▶ [THE TASK]:
Copy each line containing the word "paisaxe" from the records that follow, please.

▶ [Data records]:

===============

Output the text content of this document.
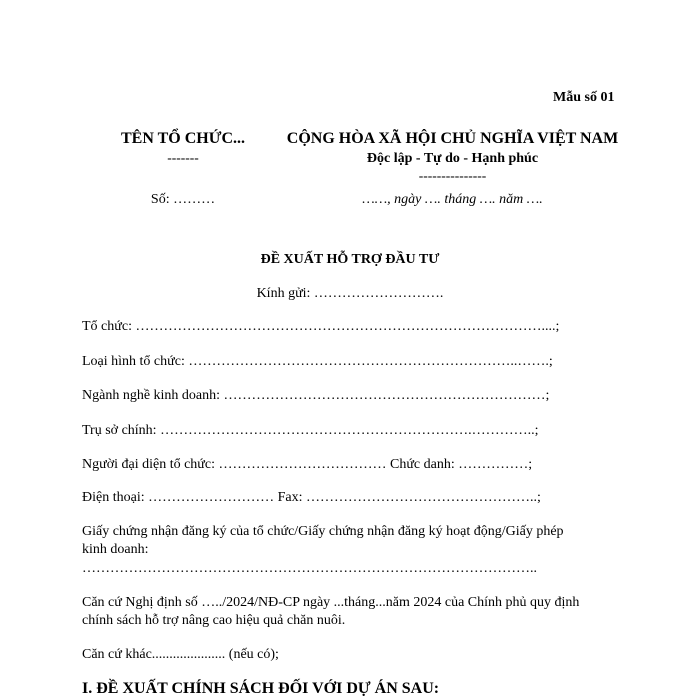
Mẫu số 01
TÊN TỔ CHỨC...
-------
CỘNG HÒA XÃ HỘI CHỦ NGHĨA VIỆT NAM
Độc lập - Tự do - Hạnh phúc
---------------
Số: ………	……, ngày …. tháng …. năm ….
ĐỀ XUẤT HỖ TRỢ ĐẦU TƯ
Kính gửi: ……………………….
Tổ chức: ……………………………………………………………………………....;
Loại hình tổ chức: ……………………………………………………………..…….;
Ngành nghề kinh doanh: ……………………………………………………………;
Trụ sở chính: ………………………………………………………….…………..;
Người đại diện tổ chức: ……………………………… Chức danh: ……………;
Điện thoại: ……………………… Fax: …………………………………………..;
Giấy chứng nhận đăng ký của tổ chức/Giấy chứng nhận đăng ký hoạt động/Giấy phép
kinh doanh:
……………………………………………………………………………………..
Căn cứ Nghị định số …../2024/NĐ-CP ngày ...tháng...năm 2024 của Chính phủ quy định
chính sách hỗ trợ nâng cao hiệu quả chăn nuôi.
Căn cứ khác..................... (nếu có);
I. ĐỀ XUẤT CHÍNH SÁCH ĐỐI VỚI DỰ ÁN SAU:
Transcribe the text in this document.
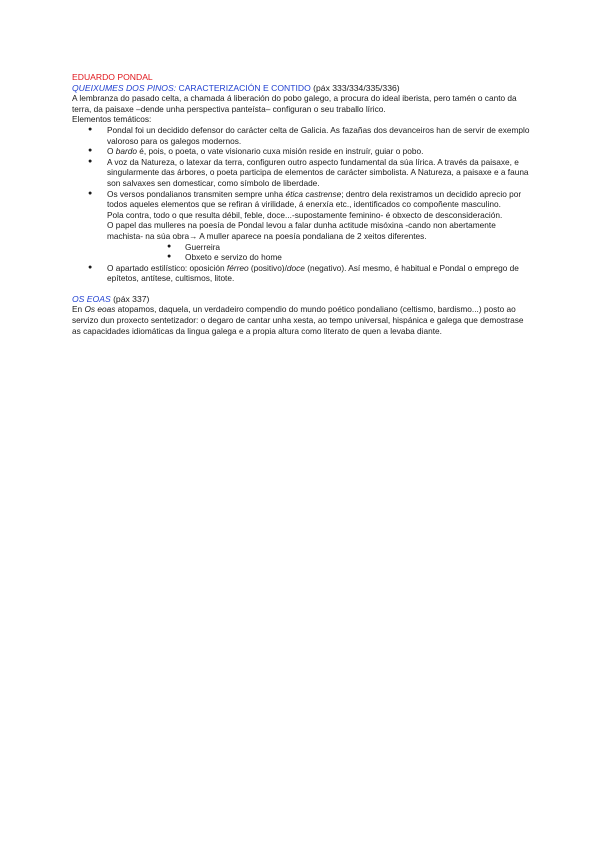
EDUARDO PONDAL

QUEIXUMES DOS PINOS: CARACTERIZACIÓN E CONTIDO (páx 333/334/335/336)

A lembranza do pasado celta, a chamada á liberación do pobo galego, a procura do ideal iberista, pero tamén o canto da terra, da paisaxe –dende unha perspectiva panteísta– configuran o seu traballo lírico.

Elementos temáticos:

● Pondal foi un decidido defensor do carácter celta de Galicia. As fazañas dos devanceiros han de servir de exemplo valoroso para os galegos modernos.
● O bardo é, pois, o poeta, o vate visionario cuxa misión reside en instruír, guiar o pobo.
● A voz da Natureza, o latexar da terra, configuren outro aspecto fundamental da súa lírica. A través da paisaxe, e singularmente das árbores, o poeta participa de elementos de carácter simbolista. A Natureza, a paisaxe e a fauna son salvaxes sen domesticar, como símbolo de liberdade.

● Os versos pondalianos transmiten sempre unha ética castrense; dentro dela rexistramos un decidido aprecio por todos aqueles elementos que se refiran á virilidade, á enerxía etc., identificados co compoñente masculino.

Pola contra, todo o que resulta débil, feble, doce...-supostamente feminino- é obxecto de desconsideración.

O papel das mulleres na poesía de Pondal levou a falar dunha actitude misóxina -cando non abertamente machista- na súa obra→ A muller aparece na poesía pondaliana de 2 xeitos diferentes.

● Guerreira
● Obxeto e servizo do home
● O apartado estilístico: oposición férreo (positivo)/doce (negativo). Así mesmo, é habitual e Pondal o emprego de epítetos, antítese, cultismos, litote.

OS EOAS (páx 337)

En Os eoas atopamos, daquela, un verdadeiro compendio do mundo poético pondaliano (celtismo, bardismo...) posto ao servizo dun proxecto sentetizador: o degaro de cantar unha xesta, ao tempo universal, hispánica e galega que demostrase as capacidades idiomáticas da lingua galega e a propia altura como literato de quen a levaba diante.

===============

▶ [ANSWER TO THIS PROBLEM]:
A lembranza do pasado celta, a chamada á liberación do pobo galego, a procura do ideal iberista, pero tamén o canto da terra, da paisaxe –dende unha perspectiva panteísta– configuran o seu traballo lírico.
● A voz da Natureza, o latexar da terra, configuren outro aspecto fundamental da súa lírica. A través da paisaxe, e singularmente das árbores, o poeta participa de elementos de carácter simbolista. A Natureza, a paisaxe e a fauna son salvaxes sen domesticar, como símbolo de liberdade.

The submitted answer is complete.